(Dataset excerpt)
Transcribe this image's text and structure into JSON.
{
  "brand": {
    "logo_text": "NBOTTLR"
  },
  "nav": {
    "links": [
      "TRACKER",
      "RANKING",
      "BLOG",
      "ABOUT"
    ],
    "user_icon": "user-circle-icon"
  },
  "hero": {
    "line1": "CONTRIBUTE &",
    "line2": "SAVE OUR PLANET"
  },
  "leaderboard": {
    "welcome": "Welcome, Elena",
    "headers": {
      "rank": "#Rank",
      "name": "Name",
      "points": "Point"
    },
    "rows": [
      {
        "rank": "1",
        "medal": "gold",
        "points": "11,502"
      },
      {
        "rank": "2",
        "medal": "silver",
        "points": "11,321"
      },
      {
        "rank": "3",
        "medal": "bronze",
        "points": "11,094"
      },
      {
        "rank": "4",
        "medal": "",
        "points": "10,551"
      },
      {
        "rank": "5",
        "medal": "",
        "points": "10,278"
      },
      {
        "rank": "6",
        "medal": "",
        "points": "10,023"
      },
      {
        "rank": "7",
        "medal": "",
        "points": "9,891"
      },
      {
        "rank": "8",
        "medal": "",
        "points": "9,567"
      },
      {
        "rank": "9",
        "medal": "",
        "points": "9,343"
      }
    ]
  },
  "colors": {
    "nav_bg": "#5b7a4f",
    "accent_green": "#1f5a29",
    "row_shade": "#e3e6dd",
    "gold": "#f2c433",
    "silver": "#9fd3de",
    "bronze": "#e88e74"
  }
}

▸ **Given task**
Pull out each line containing the word "points" and copy it.

▸ **Response to the task**
      "points": "Point"
        "points": "11,502"
        "points": "11,321"
        "points": "11,094"
        "points": "10,551"
        "points": "10,278"
        "points": "10,023"
        "points": "9,891"
        "points": "9,567"
        "points": "9,343"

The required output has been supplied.